# WORK TO BE COMPLETED:
Scan the entries below and extract each line with the word "true" in it.

------------------------------------------------------------------------

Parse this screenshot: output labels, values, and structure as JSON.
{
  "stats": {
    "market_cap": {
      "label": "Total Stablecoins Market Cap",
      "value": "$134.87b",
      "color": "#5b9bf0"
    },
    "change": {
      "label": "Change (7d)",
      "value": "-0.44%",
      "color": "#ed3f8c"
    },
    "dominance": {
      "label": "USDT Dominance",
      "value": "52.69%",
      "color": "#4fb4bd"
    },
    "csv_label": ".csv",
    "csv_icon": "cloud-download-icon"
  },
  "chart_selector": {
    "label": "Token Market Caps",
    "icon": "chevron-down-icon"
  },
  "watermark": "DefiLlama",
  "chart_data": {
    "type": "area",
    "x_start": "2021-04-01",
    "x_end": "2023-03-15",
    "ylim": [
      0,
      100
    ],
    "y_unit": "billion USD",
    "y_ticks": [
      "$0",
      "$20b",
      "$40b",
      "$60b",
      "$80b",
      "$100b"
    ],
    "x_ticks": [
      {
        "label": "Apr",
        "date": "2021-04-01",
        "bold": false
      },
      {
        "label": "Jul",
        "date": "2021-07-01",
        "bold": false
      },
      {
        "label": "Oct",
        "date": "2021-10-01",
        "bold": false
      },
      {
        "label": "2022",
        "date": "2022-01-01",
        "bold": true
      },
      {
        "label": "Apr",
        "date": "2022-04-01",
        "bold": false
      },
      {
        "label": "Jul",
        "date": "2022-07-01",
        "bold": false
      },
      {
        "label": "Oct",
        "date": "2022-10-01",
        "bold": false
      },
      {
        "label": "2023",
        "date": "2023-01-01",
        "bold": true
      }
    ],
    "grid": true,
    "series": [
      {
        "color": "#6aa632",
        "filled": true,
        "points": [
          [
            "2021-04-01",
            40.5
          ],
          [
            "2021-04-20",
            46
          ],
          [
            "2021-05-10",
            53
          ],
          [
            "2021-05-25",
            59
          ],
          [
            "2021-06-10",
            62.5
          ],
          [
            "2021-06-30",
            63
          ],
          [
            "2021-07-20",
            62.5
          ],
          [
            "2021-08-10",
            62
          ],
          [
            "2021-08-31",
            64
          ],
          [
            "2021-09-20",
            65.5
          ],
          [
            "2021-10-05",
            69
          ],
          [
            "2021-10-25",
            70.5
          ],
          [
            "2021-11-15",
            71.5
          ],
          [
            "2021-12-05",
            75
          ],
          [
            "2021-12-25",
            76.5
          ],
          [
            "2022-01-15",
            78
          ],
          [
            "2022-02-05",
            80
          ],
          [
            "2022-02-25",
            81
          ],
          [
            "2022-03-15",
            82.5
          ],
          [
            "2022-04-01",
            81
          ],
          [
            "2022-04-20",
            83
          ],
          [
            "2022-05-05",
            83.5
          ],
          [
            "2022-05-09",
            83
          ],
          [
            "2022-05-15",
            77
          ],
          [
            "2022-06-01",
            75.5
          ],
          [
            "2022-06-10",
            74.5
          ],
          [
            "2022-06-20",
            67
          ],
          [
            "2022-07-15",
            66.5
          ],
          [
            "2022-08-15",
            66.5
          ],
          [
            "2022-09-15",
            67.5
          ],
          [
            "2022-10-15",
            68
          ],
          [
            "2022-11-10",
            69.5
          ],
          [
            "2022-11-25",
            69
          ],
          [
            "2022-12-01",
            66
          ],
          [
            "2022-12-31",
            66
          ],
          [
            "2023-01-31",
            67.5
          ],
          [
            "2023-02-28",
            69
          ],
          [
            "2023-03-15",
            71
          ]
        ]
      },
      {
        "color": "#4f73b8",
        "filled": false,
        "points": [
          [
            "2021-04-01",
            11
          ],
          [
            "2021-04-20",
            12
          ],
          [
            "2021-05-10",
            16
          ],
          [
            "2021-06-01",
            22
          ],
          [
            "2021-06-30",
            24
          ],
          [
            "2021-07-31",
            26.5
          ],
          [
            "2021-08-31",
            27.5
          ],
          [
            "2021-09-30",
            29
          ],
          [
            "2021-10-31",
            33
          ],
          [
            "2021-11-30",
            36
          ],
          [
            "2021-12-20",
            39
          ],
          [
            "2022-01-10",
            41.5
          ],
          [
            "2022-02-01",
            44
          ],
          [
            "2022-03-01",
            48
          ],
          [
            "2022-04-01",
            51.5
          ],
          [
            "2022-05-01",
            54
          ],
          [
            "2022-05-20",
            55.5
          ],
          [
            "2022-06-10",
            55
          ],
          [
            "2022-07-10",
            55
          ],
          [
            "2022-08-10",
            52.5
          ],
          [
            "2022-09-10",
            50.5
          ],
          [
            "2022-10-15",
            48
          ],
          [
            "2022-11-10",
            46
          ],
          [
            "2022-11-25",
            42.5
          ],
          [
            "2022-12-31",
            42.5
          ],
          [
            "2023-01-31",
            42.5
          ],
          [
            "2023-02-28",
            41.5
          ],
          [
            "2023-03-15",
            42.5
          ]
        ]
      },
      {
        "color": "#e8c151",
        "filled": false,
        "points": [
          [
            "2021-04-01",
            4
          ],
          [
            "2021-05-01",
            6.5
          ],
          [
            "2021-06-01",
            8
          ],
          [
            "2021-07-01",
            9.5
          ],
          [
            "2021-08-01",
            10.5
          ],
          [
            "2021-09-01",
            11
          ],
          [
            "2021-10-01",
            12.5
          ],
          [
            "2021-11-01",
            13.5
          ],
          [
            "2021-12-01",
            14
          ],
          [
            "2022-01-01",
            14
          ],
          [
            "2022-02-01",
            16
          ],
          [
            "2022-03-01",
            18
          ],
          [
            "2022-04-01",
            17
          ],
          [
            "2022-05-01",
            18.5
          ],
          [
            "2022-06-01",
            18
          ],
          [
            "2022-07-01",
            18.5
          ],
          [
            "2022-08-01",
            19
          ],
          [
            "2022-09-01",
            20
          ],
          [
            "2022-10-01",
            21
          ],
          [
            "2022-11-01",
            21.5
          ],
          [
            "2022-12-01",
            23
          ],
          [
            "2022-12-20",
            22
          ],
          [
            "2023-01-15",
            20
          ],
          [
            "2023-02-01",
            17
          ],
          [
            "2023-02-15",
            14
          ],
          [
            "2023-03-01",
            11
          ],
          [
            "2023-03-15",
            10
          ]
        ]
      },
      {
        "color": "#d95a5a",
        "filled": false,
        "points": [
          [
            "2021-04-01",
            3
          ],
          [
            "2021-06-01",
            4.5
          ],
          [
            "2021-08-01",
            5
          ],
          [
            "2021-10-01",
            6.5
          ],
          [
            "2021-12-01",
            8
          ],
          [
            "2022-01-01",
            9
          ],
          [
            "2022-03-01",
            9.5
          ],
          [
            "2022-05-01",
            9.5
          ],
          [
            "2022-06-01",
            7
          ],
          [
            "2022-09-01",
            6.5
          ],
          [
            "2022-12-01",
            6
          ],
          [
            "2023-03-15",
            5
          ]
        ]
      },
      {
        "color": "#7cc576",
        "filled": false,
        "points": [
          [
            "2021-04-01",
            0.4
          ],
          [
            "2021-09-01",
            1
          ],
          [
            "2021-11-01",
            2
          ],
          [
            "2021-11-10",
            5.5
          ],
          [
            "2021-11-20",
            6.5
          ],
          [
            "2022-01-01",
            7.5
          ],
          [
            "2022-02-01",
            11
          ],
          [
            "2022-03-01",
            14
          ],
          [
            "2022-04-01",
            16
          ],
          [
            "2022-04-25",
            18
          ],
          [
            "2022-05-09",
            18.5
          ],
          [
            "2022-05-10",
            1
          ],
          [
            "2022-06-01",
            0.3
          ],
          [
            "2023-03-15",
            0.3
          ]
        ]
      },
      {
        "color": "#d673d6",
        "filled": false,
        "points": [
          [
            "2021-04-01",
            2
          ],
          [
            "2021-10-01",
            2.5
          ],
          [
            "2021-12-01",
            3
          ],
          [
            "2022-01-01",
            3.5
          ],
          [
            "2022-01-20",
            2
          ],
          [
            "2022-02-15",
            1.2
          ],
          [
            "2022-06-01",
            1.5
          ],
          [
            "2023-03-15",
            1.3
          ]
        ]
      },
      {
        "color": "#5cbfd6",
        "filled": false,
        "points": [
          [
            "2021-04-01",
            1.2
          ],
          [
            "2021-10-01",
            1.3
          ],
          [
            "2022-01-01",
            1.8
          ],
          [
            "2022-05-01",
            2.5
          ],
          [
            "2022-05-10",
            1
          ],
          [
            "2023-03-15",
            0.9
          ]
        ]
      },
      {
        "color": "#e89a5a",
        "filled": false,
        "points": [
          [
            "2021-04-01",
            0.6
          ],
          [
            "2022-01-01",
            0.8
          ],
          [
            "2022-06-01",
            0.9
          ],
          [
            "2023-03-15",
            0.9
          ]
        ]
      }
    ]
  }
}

------------------------------------------------------------------------

# RESULT FOR THIS EXERCISE:
        "bold": true
        "bold": true
    "grid": true,
        "filled": true,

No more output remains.